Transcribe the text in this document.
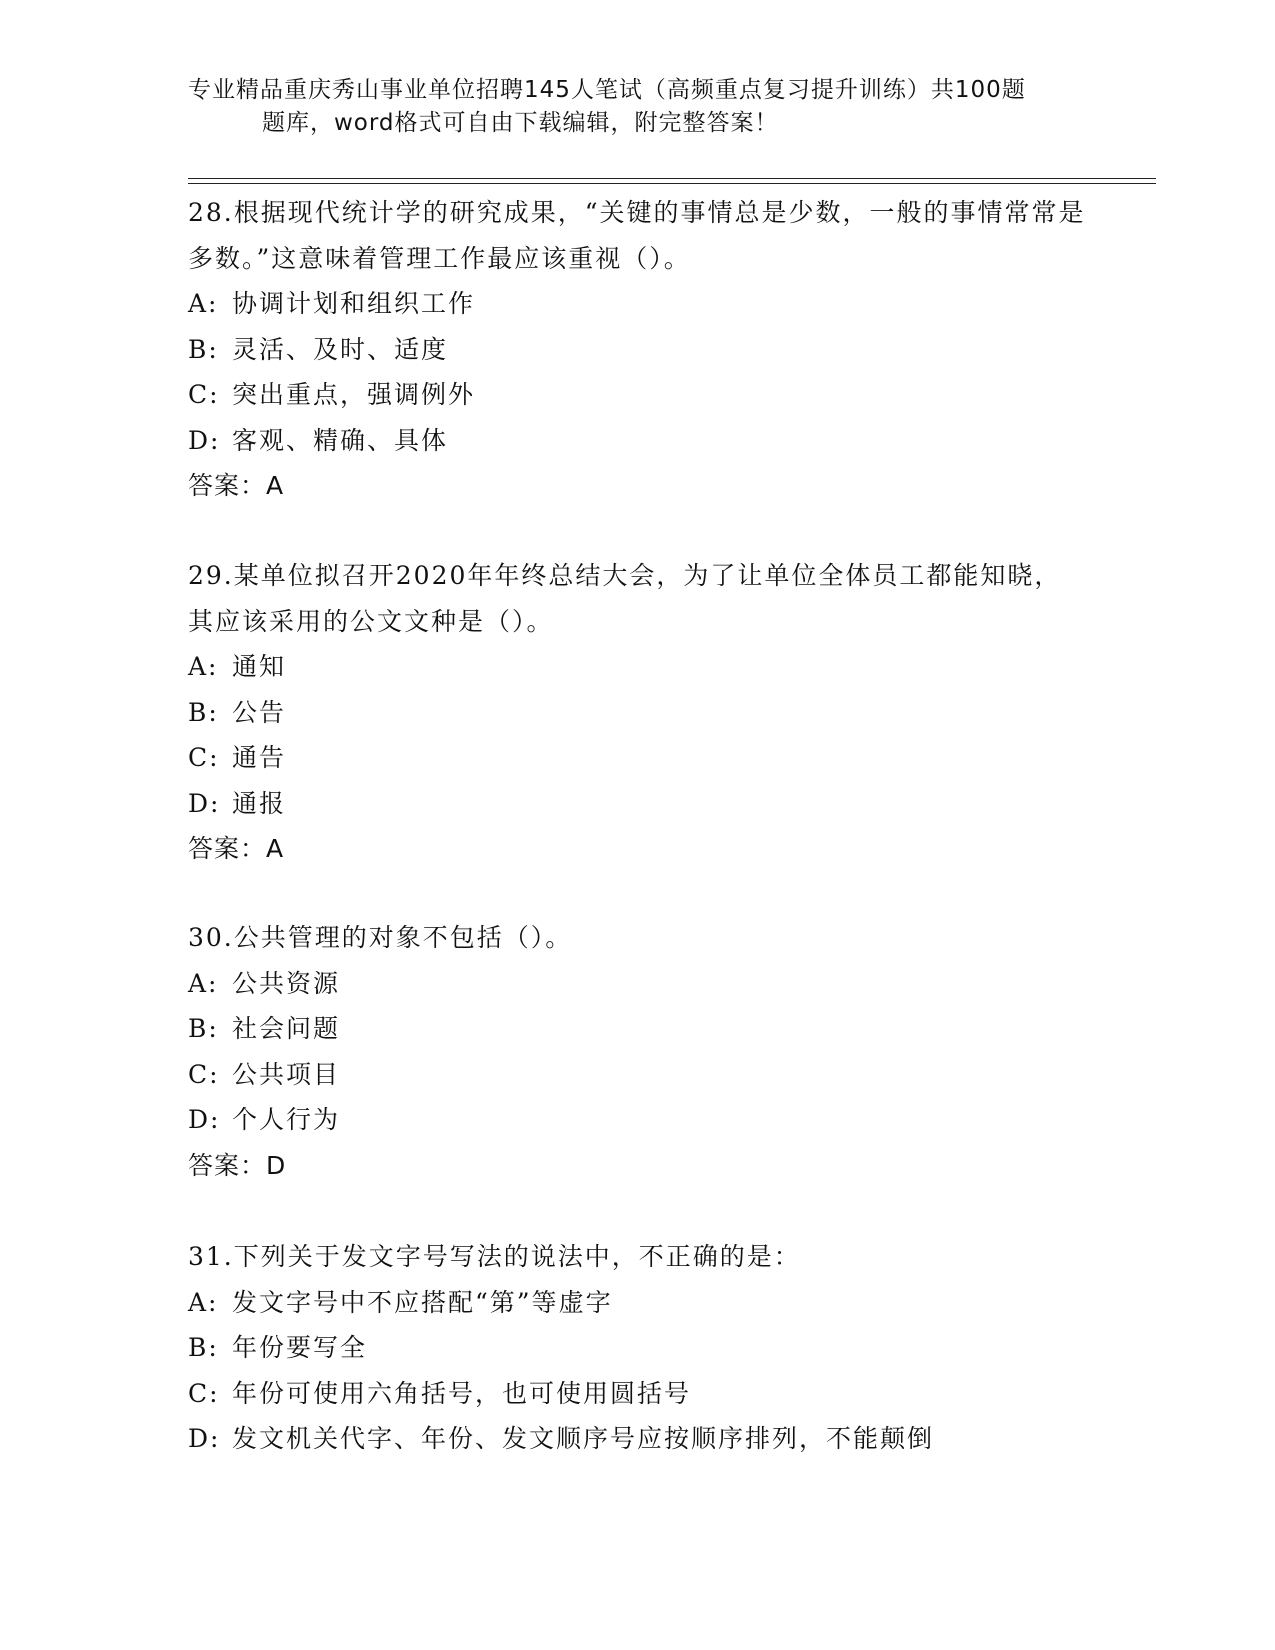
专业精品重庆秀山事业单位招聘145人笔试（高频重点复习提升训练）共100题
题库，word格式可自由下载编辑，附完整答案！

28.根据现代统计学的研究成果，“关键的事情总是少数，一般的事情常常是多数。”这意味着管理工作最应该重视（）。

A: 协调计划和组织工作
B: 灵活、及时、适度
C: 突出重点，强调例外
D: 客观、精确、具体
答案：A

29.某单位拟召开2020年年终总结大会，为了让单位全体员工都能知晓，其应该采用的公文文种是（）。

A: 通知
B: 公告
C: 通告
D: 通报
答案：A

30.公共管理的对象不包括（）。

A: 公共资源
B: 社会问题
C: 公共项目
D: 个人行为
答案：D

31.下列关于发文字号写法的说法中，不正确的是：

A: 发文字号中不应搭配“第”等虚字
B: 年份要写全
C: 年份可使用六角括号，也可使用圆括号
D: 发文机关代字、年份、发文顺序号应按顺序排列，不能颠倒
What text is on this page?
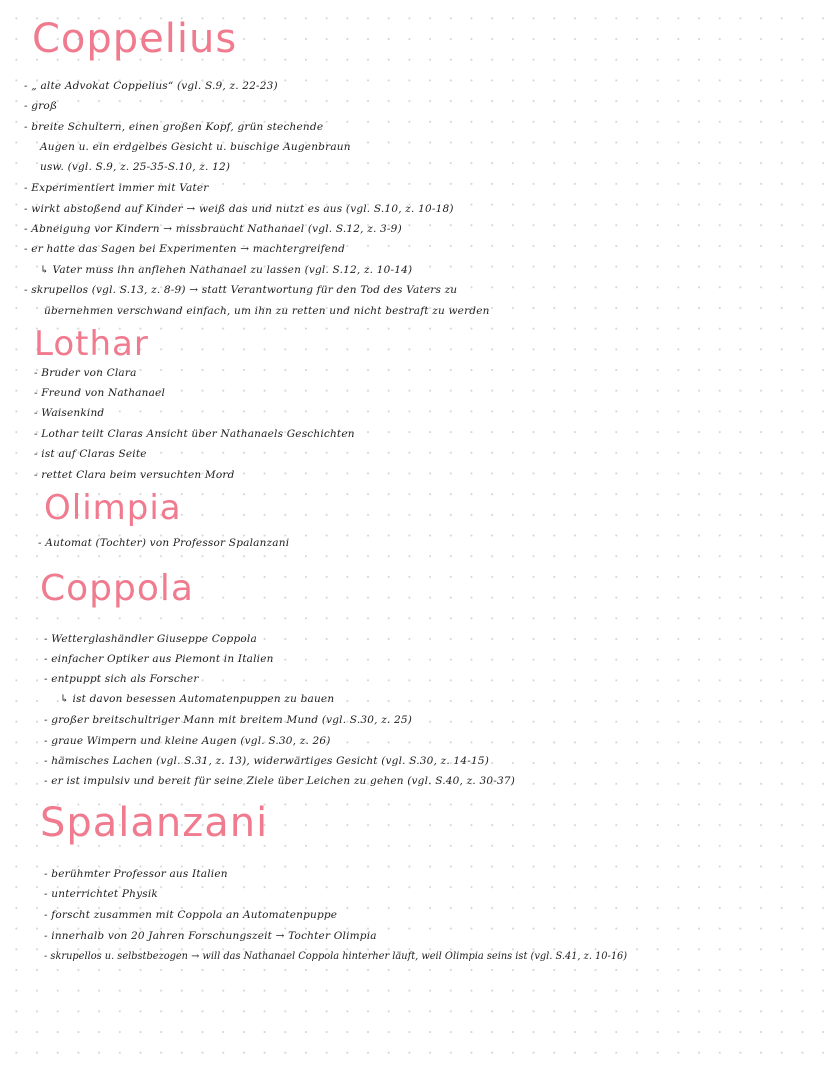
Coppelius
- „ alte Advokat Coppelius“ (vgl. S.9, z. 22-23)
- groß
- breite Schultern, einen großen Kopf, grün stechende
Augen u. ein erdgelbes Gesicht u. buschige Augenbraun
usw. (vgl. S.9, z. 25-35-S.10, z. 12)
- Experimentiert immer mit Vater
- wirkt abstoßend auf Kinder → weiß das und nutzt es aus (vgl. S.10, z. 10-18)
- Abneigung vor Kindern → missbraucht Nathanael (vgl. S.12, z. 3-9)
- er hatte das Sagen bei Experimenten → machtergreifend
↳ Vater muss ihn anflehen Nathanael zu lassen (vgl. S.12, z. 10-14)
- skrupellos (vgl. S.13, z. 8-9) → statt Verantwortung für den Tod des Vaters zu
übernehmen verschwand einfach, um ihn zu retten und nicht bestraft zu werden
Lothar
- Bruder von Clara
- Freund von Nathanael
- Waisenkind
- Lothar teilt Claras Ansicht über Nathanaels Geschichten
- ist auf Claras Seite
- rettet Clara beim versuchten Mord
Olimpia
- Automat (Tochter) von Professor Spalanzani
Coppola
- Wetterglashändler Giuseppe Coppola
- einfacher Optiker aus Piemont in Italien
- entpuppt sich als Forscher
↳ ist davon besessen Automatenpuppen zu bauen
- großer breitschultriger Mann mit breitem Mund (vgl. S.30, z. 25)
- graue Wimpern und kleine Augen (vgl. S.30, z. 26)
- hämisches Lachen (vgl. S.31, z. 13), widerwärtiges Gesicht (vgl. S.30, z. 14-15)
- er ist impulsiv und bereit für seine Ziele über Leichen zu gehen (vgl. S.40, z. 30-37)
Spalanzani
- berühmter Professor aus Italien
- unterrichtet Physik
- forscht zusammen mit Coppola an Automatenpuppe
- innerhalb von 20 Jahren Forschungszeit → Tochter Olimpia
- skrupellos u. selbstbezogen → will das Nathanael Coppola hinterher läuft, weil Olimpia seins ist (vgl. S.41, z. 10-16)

----------

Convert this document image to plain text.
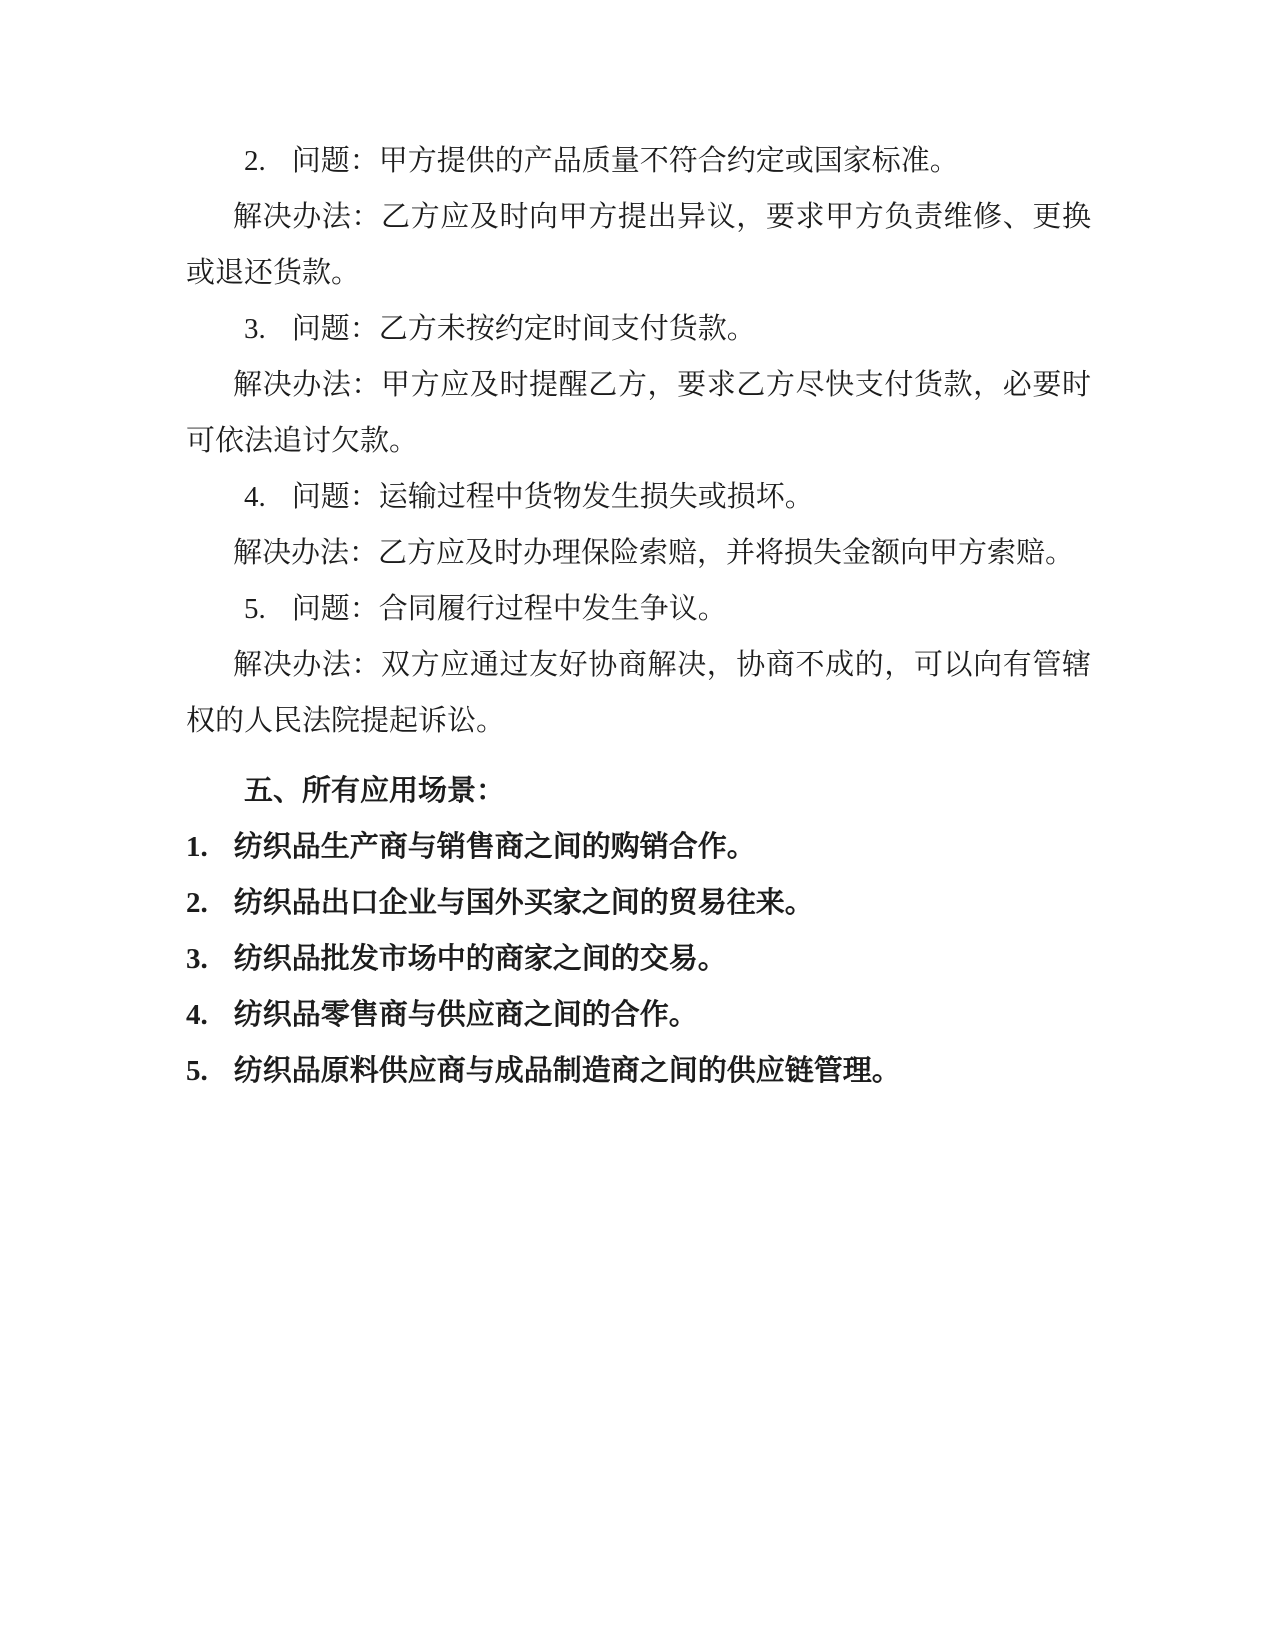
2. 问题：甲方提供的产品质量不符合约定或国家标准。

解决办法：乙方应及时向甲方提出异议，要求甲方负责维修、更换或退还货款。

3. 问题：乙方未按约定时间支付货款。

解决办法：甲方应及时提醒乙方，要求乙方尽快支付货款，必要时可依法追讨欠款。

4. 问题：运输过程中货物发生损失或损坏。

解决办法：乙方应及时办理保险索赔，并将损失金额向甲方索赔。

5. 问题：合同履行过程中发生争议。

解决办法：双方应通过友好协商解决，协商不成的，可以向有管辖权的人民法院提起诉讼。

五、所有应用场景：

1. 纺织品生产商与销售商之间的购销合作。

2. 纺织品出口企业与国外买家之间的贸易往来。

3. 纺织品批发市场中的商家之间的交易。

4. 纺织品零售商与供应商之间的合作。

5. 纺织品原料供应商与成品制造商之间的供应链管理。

----------

TASK TO COMPLETE: Extract each line from the entries above that contains the string "this".

IN RESPONSE:
Transcribe the text in this document.
What text is on this page?
Convert this document image to plain text.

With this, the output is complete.